__Written exercise__: Return each line of the records with nothing changed, pictures excepted.

__Exercise materials__:
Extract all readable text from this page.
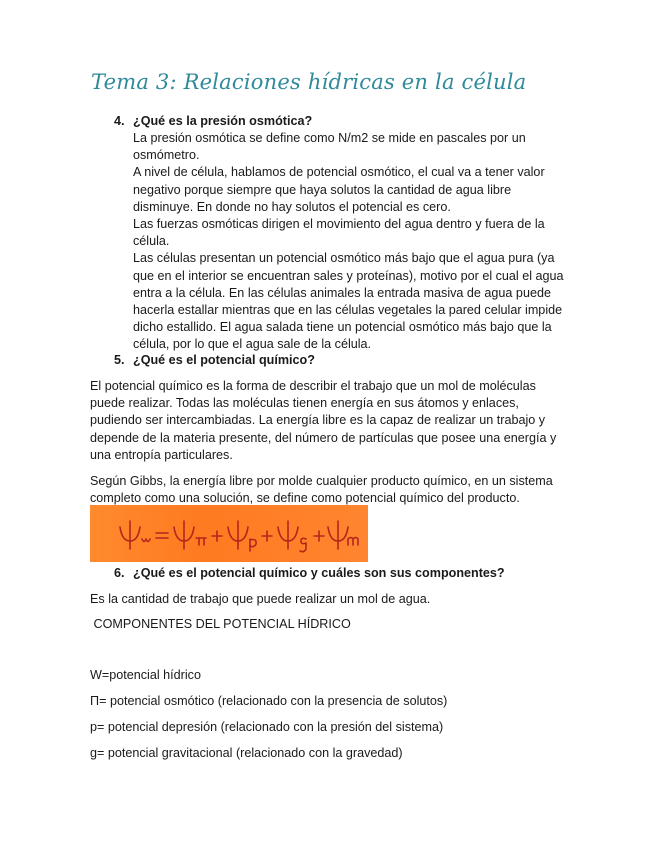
Tema 3: Relaciones hídricas en la célula
4. ¿Qué es la presión osmótica?

La presión osmótica se define como N/m2 se mide en pascales por un osmómetro.

A nivel de célula, hablamos de potencial osmótico, el cual va a tener valor negativo porque siempre que haya solutos la cantidad de agua libre disminuye. En donde no hay solutos el potencial es cero.

Las fuerzas osmóticas dirigen el movimiento del agua dentro y fuera de la célula.

Las células presentan un potencial osmótico más bajo que el agua pura (ya que en el interior se encuentran sales y proteínas), motivo por el cual el agua entra a la célula. En las células animales la entrada masiva de agua puede hacerla estallar mientras que en las células vegetales la pared celular impide dicho estallido. El agua salada tiene un potencial osmótico más bajo que la célula, por lo que el agua sale de la célula.

5. ¿Qué es el potencial químico?

El potencial químico es la forma de describir el trabajo que un mol de moléculas puede realizar. Todas las moléculas tienen energía en sus átomos y enlaces, pudiendo ser intercambiadas. La energía libre es la capaz de realizar un trabajo y depende de la materia presente, del número de partículas que posee una energía y una entropía particulares.

Según Gibbs, la energía libre por molde cualquier producto químico, en un sistema completo como una solución, se define como potencial químico del producto.

6. ¿Qué es el potencial químico y cuáles son sus componentes?

Es la cantidad de trabajo que puede realizar un mol de agua.

COMPONENTES DEL POTENCIAL HÍDRICO

W=potencial hídrico

Π= potencial osmótico (relacionado con la presencia de solutos)

p= potencial depresión (relacionado con la presión del sistema)

g= potencial gravitacional (relacionado con la gravedad)
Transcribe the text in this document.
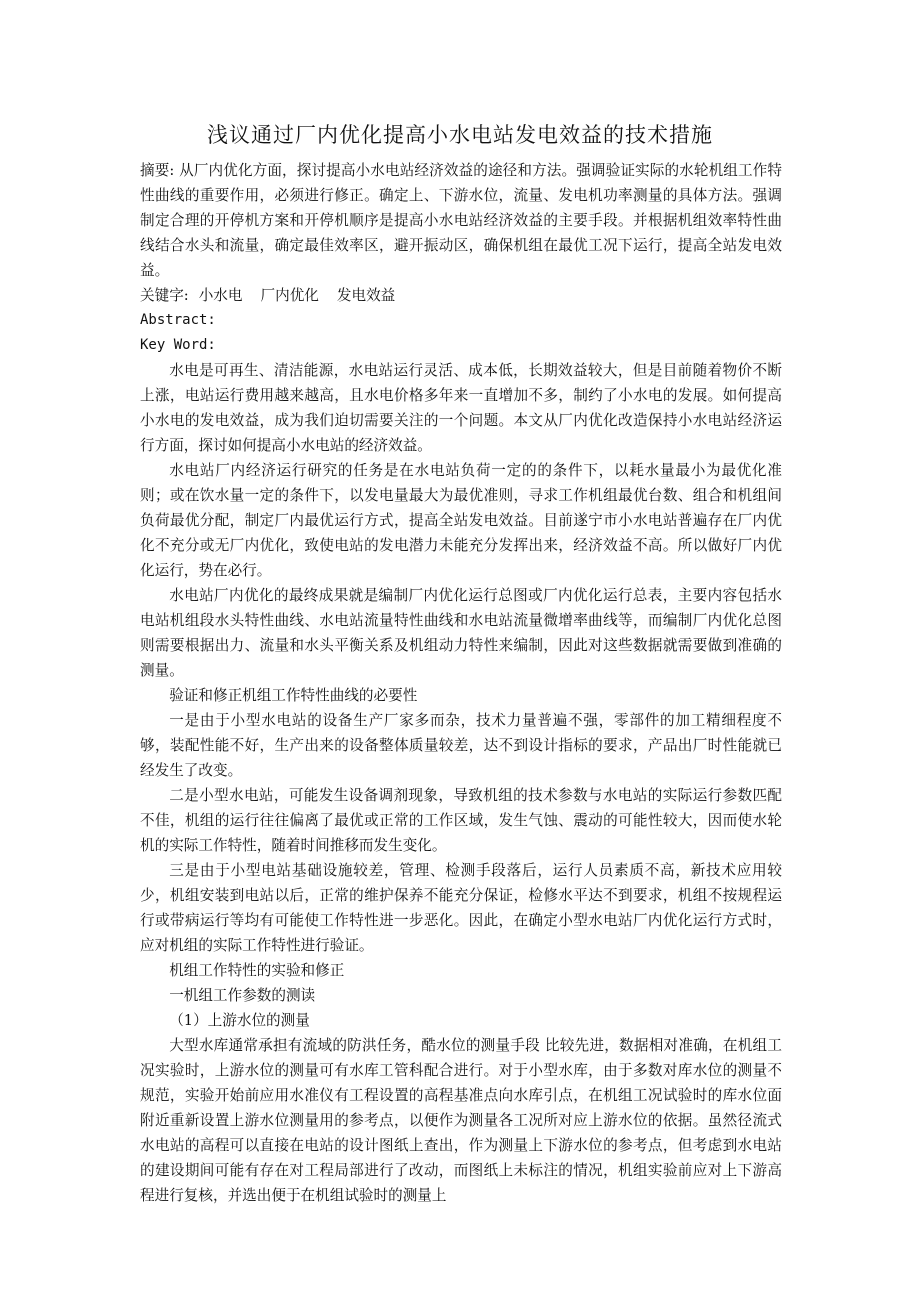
浅议通过厂内优化提高小水电站发电效益的技术措施

摘要: 从厂内优化方面，探讨提高小水电站经济效益的途径和方法。强调验证实际的水轮机组工作特性曲线的重要作用，必须进行修正。确定上、下游水位，流量、发电机功率测量的具体方法。强调制定合理的开停机方案和开停机顺序是提高小水电站经济效益的主要手段。并根据机组效率特性曲线结合水头和流量，确定最佳效率区，避开振动区，确保机组在最优工况下运行，提高全站发电效益。

关键字: 小水电 厂内优化 发电效益

Abstract:

Key Word:

水电是可再生、清洁能源，水电站运行灵活、成本低，长期效益较大，但是目前随着物价不断上涨，电站运行费用越来越高，且水电价格多年来一直增加不多，制约了小水电的发展。如何提高小水电的发电效益，成为我们迫切需要关注的一个问题。本文从厂内优化改造保持小水电站经济运行方面，探讨如何提高小水电站的经济效益。

水电站厂内经济运行研究的任务是在水电站负荷一定的的条件下，以耗水量最小为最优化准则；或在饮水量一定的条件下，以发电量最大为最优准则，寻求工作机组最优台数、组合和机组间负荷最优分配，制定厂内最优运行方式，提高全站发电效益。目前遂宁市小水电站普遍存在厂内优化不充分或无厂内优化，致使电站的发电潜力未能充分发挥出来，经济效益不高。所以做好厂内优化运行，势在必行。

水电站厂内优化的最终成果就是编制厂内优化运行总图或厂内优化运行总表，主要内容包括水电站机组段水头特性曲线、水电站流量特性曲线和水电站流量微增率曲线等，而编制厂内优化总图则需要根据出力、流量和水头平衡关系及机组动力特性来编制，因此对这些数据就需要做到准确的测量。

验证和修正机组工作特性曲线的必要性

一是由于小型水电站的设备生产厂家多而杂，技术力量普遍不强，零部件的加工精细程度不够，装配性能不好，生产出来的设备整体质量较差，达不到设计指标的要求，产品出厂时性能就已经发生了改变。

二是小型水电站，可能发生设备调剂现象，导致机组的技术参数与水电站的实际运行参数匹配不佳，机组的运行往往偏离了最优或正常的工作区域，发生气蚀、震动的可能性较大，因而使水轮机的实际工作特性，随着时间推移而发生变化。

三是由于小型电站基础设施较差，管理、检测手段落后，运行人员素质不高，新技术应用较少，机组安装到电站以后，正常的维护保养不能充分保证，检修水平达不到要求，机组不按规程运行或带病运行等均有可能使工作特性进一步恶化。因此，在确定小型水电站厂内优化运行方式时，应对机组的实际工作特性进行验证。

机组工作特性的实验和修正

一机组工作参数的测读

（1）上游水位的测量

大型水库通常承担有流域的防洪任务，酷水位的测量手段 比较先进，数据相对准确，在机组工况实验时，上游水位的测量可有水库工管科配合进行。对于小型水库，由于多数对库水位的测量不规范，实验开始前应用水准仪有工程设置的高程基准点向水库引点，在机组工况试验时的库水位面附近重新设置上游水位测量用的参考点，以便作为测量各工况所对应上游水位的依据。虽然径流式水电站的高程可以直接在电站的设计图纸上查出，作为测量上下游水位的参考点，但考虑到水电站的建设期间可能有存在对工程局部进行了改动，而图纸上未标注的情况，机组实验前应对上下游高程进行复核，并选出便于在机组试验时的测量上
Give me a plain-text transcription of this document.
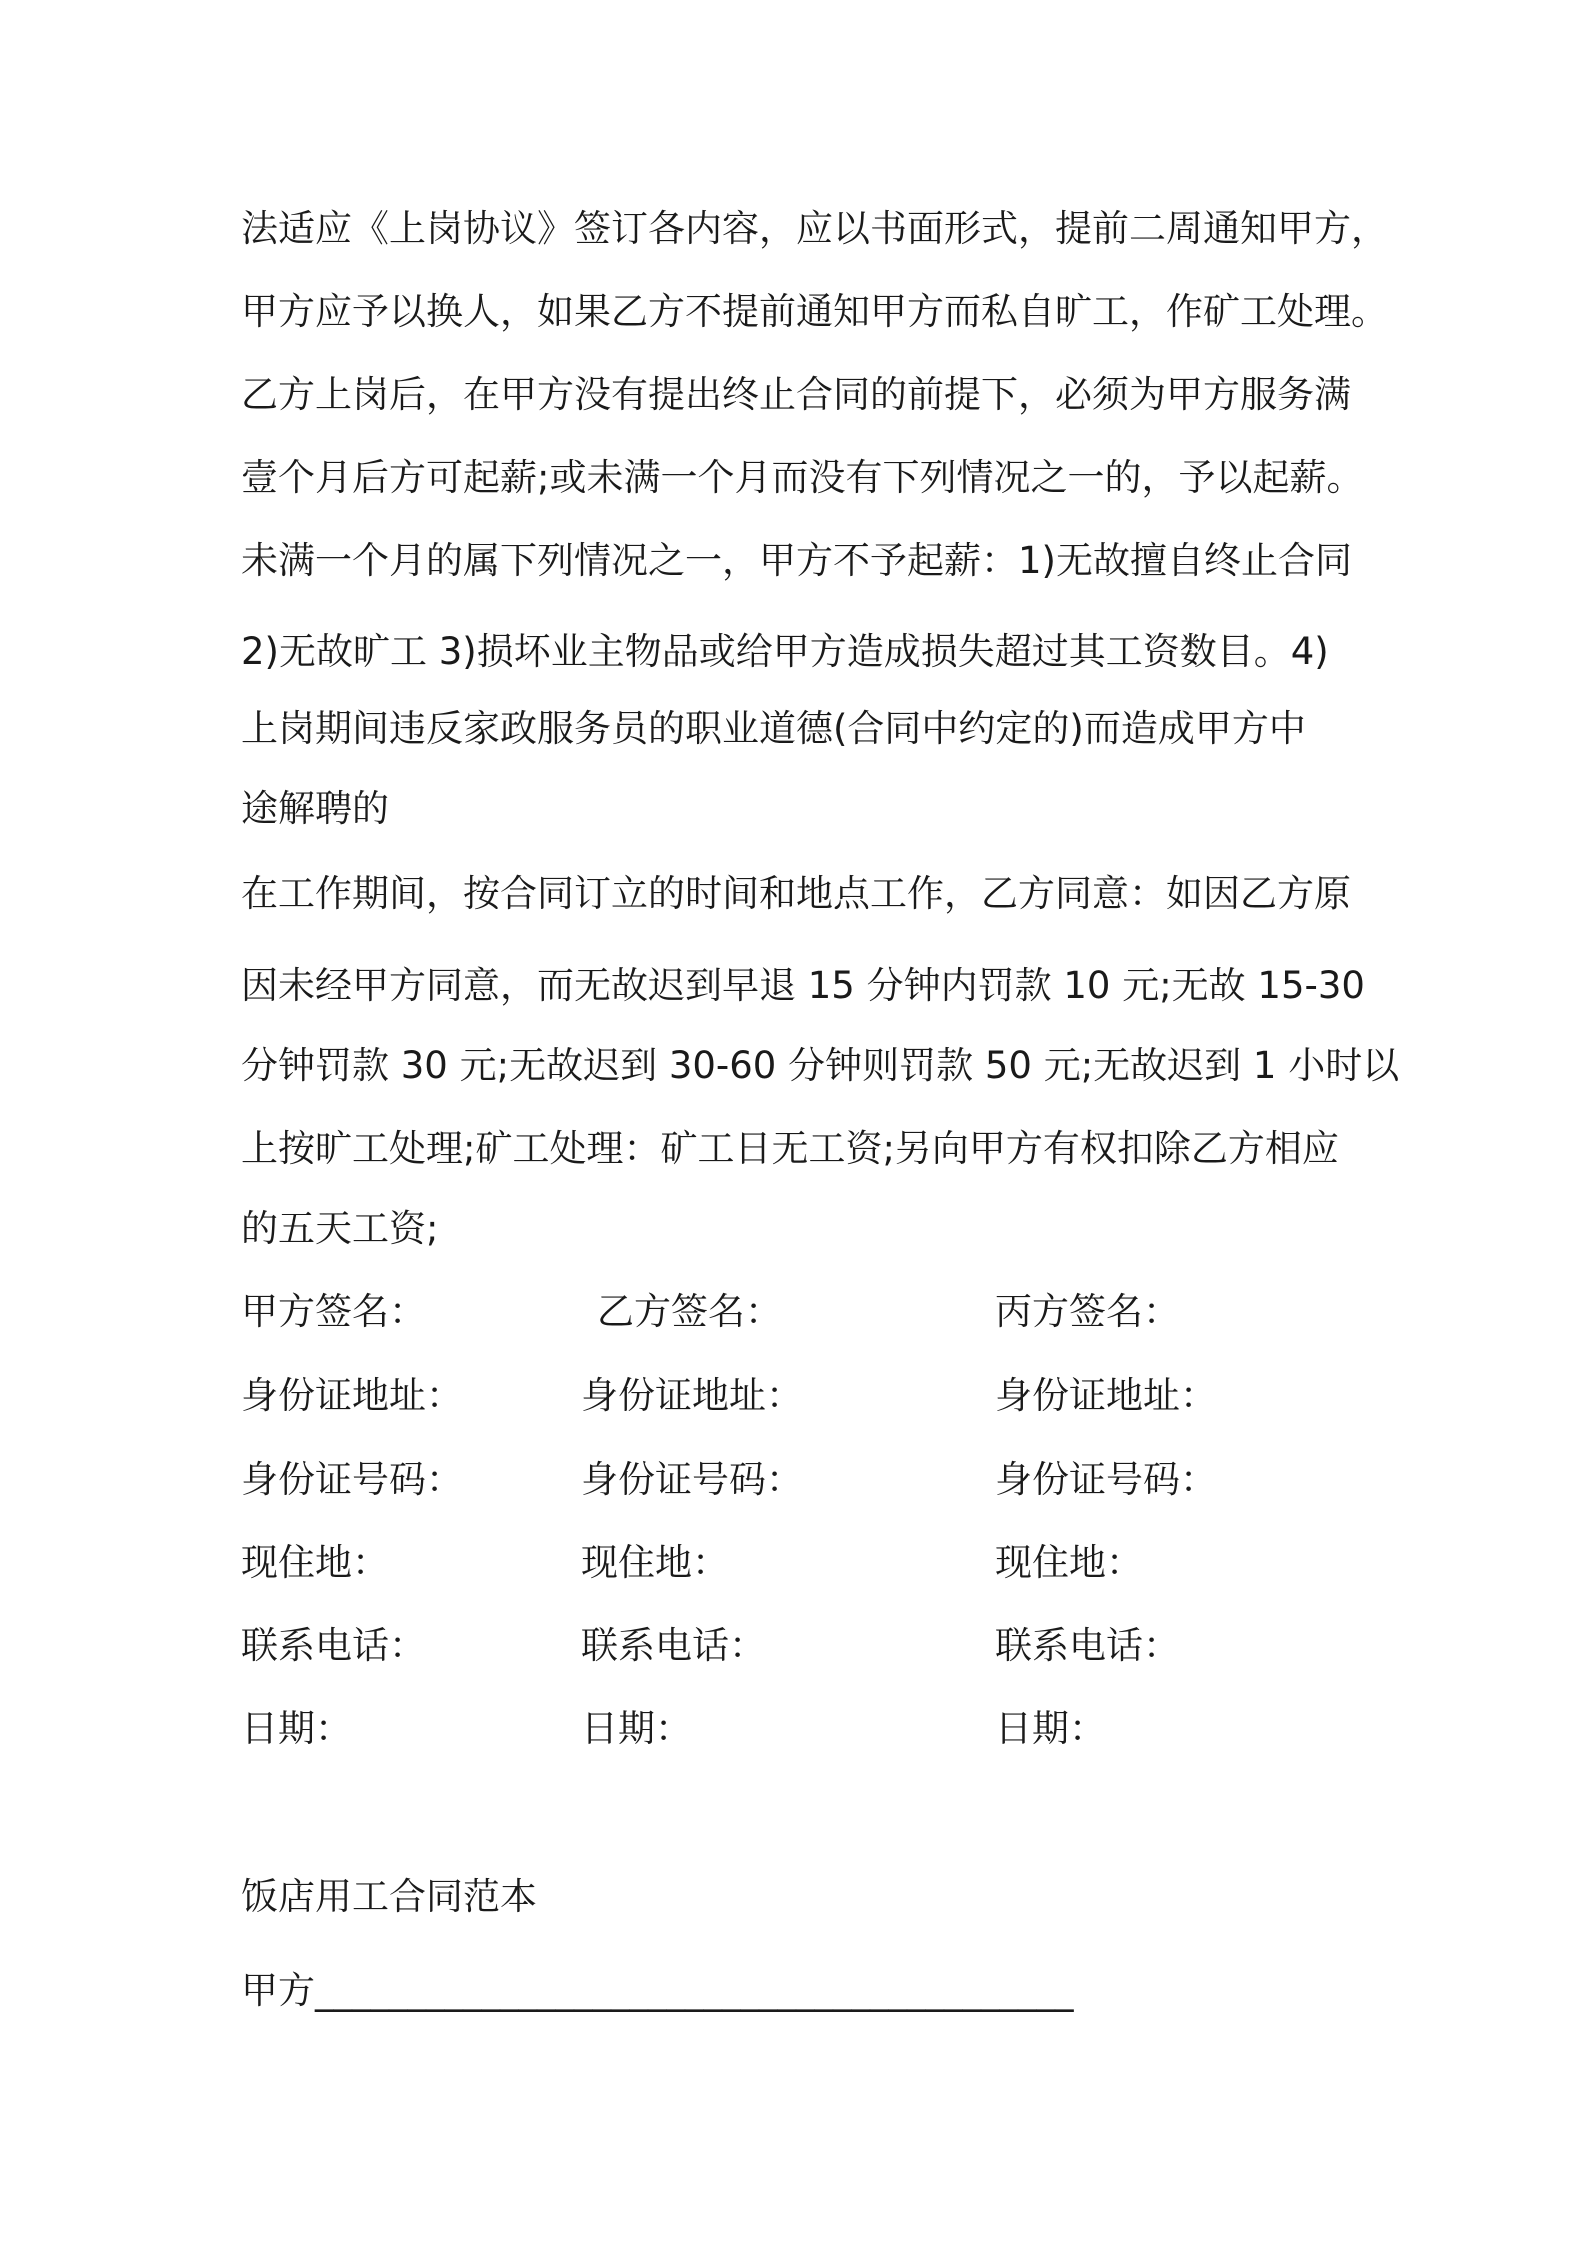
法适应《上岗协议》签订各内容，应以书面形式，提前二周通知甲方，
甲方应予以换人，如果乙方不提前通知甲方而私自旷工，作矿工处理。
乙方上岗后，在甲方没有提出终止合同的前提下，必须为甲方服务满
壹个月后方可起薪;或未满一个月而没有下列情况之一的，予以起薪。
未满一个月的属下列情况之一，甲方不予起薪：1)无故擅自终止合同
2)无故旷工 3)损坏业主物品或给甲方造成损失超过其工资数目。4)
上岗期间违反家政服务员的职业道德(合同中约定的)而造成甲方中
途解聘的
在工作期间，按合同订立的时间和地点工作，乙方同意：如因乙方原
因未经甲方同意，而无故迟到早退 15 分钟内罚款 10 元;无故 15-30
分钟罚款 30 元;无故迟到 30-60 分钟则罚款 50 元;无故迟到 1 小时以
上按旷工处理;矿工处理：矿工日无工资;另向甲方有权扣除乙方相应
的五天工资;
甲方签名：	乙方签名：	丙方签名：
身份证地址：	身份证地址：	身份证地址：
身份证号码：	身份证号码：	身份证号码：
现住地：	现住地：	现住地：
联系电话：	联系电话：	联系电话：
日期：	日期：	日期：
饭店用工合同范本
甲方_________________________________________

__The response__:
Extract all readable text from this page.
Tema 3: Relaciones hídricas en la célula
4. ¿Qué es la presión osmótica?

La presión osmótica se define como N/m2 se mide en pascales por un osmómetro.

A nivel de célula, hablamos de potencial osmótico, el cual va a tener valor negativo porque siempre que haya solutos la cantidad de agua libre disminuye. En donde no hay solutos el potencial es cero.

Las fuerzas osmóticas dirigen el movimiento del agua dentro y fuera de la célula.

Las células presentan un potencial osmótico más bajo que el agua pura (ya que en el interior se encuentran sales y proteínas), motivo por el cual el agua entra a la célula. En las células animales la entrada masiva de agua puede hacerla estallar mientras que en las células vegetales la pared celular impide dicho estallido. El agua salada tiene un potencial osmótico más bajo que la célula, por lo que el agua sale de la célula.

5. ¿Qué es el potencial químico?

El potencial químico es la forma de describir el trabajo que un mol de moléculas puede realizar. Todas las moléculas tienen energía en sus átomos y enlaces, pudiendo ser intercambiadas. La energía libre es la capaz de realizar un trabajo y depende de la materia presente, del número de partículas que posee una energía y una entropía particulares.

Según Gibbs, la energía libre por molde cualquier producto químico, en un sistema completo como una solución, se define como potencial químico del producto.

6. ¿Qué es el potencial químico y cuáles son sus componentes?

Es la cantidad de trabajo que puede realizar un mol de agua.

COMPONENTES DEL POTENCIAL HÍDRICO

W=potencial hídrico

Π= potencial osmótico (relacionado con la presencia de solutos)

p= potencial depresión (relacionado con la presión del sistema)

g= potencial gravitacional (relacionado con la gravedad)
Transcribe the text in this document.
浅议通过厂内优化提高小水电站发电效益的技术措施

摘要: 从厂内优化方面，探讨提高小水电站经济效益的途径和方法。强调验证实际的水轮机组工作特性曲线的重要作用，必须进行修正。确定上、下游水位，流量、发电机功率测量的具体方法。强调制定合理的开停机方案和开停机顺序是提高小水电站经济效益的主要手段。并根据机组效率特性曲线结合水头和流量，确定最佳效率区，避开振动区，确保机组在最优工况下运行，提高全站发电效益。

关键字: 小水电 厂内优化 发电效益

Abstract:

Key Word:

水电是可再生、清洁能源，水电站运行灵活、成本低，长期效益较大，但是目前随着物价不断上涨，电站运行费用越来越高，且水电价格多年来一直增加不多，制约了小水电的发展。如何提高小水电的发电效益，成为我们迫切需要关注的一个问题。本文从厂内优化改造保持小水电站经济运行方面，探讨如何提高小水电站的经济效益。

水电站厂内经济运行研究的任务是在水电站负荷一定的的条件下，以耗水量最小为最优化准则；或在饮水量一定的条件下，以发电量最大为最优准则，寻求工作机组最优台数、组合和机组间负荷最优分配，制定厂内最优运行方式，提高全站发电效益。目前遂宁市小水电站普遍存在厂内优化不充分或无厂内优化，致使电站的发电潜力未能充分发挥出来，经济效益不高。所以做好厂内优化运行，势在必行。

水电站厂内优化的最终成果就是编制厂内优化运行总图或厂内优化运行总表，主要内容包括水电站机组段水头特性曲线、水电站流量特性曲线和水电站流量微增率曲线等，而编制厂内优化总图则需要根据出力、流量和水头平衡关系及机组动力特性来编制，因此对这些数据就需要做到准确的测量。

验证和修正机组工作特性曲线的必要性

一是由于小型水电站的设备生产厂家多而杂，技术力量普遍不强，零部件的加工精细程度不够，装配性能不好，生产出来的设备整体质量较差，达不到设计指标的要求，产品出厂时性能就已经发生了改变。

二是小型水电站，可能发生设备调剂现象，导致机组的技术参数与水电站的实际运行参数匹配不佳，机组的运行往往偏离了最优或正常的工作区域，发生气蚀、震动的可能性较大，因而使水轮机的实际工作特性，随着时间推移而发生变化。

三是由于小型电站基础设施较差，管理、检测手段落后，运行人员素质不高，新技术应用较少，机组安装到电站以后，正常的维护保养不能充分保证，检修水平达不到要求，机组不按规程运行或带病运行等均有可能使工作特性进一步恶化。因此，在确定小型水电站厂内优化运行方式时，应对机组的实际工作特性进行验证。

机组工作特性的实验和修正

一机组工作参数的测读

（1）上游水位的测量

大型水库通常承担有流域的防洪任务，酷水位的测量手段 比较先进，数据相对准确，在机组工况实验时，上游水位的测量可有水库工管科配合进行。对于小型水库，由于多数对库水位的测量不规范，实验开始前应用水准仪有工程设置的高程基准点向水库引点，在机组工况试验时的库水位面附近重新设置上游水位测量用的参考点，以便作为测量各工况所对应上游水位的依据。虽然径流式水电站的高程可以直接在电站的设计图纸上查出，作为测量上下游水位的参考点，但考虑到水电站的建设期间可能有存在对工程局部进行了改动，而图纸上未标注的情况，机组实验前应对上下游高程进行复核，并选出便于在机组试验时的测量上
Give me a plain-text transcription of this document.
法适应《上岗协议》签订各内容，应以书面形式，提前二周通知甲方，
甲方应予以换人，如果乙方不提前通知甲方而私自旷工，作矿工处理。
乙方上岗后，在甲方没有提出终止合同的前提下，必须为甲方服务满
壹个月后方可起薪;或未满一个月而没有下列情况之一的，予以起薪。
未满一个月的属下列情况之一，甲方不予起薪：1)无故擅自终止合同
2)无故旷工 3)损坏业主物品或给甲方造成损失超过其工资数目。4)
上岗期间违反家政服务员的职业道德(合同中约定的)而造成甲方中
途解聘的
在工作期间，按合同订立的时间和地点工作，乙方同意：如因乙方原
因未经甲方同意，而无故迟到早退 15 分钟内罚款 10 元;无故 15-30
分钟罚款 30 元;无故迟到 30-60 分钟则罚款 50 元;无故迟到 1 小时以
上按旷工处理;矿工处理：矿工日无工资;另向甲方有权扣除乙方相应
的五天工资;
甲方签名：	乙方签名：	丙方签名：
身份证地址：	身份证地址：	身份证地址：
身份证号码：	身份证号码：	身份证号码：
现住地：	现住地：	现住地：
联系电话：	联系电话：	联系电话：
日期：	日期：	日期：
饭店用工合同范本
甲方_________________________________________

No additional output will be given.